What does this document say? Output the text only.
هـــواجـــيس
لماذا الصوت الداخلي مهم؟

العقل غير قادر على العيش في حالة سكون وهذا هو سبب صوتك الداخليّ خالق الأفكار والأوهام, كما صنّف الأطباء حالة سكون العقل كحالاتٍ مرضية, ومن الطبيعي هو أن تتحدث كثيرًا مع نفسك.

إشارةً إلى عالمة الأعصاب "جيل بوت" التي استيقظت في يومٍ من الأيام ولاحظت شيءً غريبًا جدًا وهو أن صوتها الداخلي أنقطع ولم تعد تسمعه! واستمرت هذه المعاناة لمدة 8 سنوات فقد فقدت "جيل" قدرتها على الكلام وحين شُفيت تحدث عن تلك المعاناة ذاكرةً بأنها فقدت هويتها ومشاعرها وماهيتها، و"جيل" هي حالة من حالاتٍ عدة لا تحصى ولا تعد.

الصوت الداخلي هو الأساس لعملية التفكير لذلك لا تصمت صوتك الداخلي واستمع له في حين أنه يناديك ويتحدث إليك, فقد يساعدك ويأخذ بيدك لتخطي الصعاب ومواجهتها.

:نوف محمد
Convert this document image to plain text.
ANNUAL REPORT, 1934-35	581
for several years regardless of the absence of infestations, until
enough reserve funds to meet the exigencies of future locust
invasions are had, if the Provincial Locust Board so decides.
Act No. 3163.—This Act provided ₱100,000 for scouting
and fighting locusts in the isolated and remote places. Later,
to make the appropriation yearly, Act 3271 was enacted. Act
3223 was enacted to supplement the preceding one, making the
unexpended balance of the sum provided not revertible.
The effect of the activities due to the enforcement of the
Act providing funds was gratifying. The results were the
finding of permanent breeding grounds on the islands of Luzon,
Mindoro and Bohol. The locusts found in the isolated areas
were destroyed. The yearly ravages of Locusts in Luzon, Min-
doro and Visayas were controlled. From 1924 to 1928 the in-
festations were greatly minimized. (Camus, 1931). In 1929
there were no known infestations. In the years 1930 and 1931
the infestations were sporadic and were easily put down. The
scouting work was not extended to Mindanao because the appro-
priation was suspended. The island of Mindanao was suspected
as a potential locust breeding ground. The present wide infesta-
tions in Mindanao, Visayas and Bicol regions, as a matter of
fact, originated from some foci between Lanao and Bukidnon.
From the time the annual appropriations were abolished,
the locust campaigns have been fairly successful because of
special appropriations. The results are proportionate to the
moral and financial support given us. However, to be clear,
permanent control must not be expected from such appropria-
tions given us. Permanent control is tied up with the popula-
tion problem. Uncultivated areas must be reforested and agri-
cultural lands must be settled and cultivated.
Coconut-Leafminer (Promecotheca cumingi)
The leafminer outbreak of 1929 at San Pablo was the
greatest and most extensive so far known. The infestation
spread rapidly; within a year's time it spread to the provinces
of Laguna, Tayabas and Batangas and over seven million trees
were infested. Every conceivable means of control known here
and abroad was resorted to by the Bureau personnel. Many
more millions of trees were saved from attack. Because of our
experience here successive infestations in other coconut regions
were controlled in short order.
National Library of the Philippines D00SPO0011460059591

################

=== Set problem ===
Look above for every line with the word "funds" and copy it.

=== Written answer ===
enough reserve funds to meet the exigencies of future locust
Act providing funds was gratifying. The results were the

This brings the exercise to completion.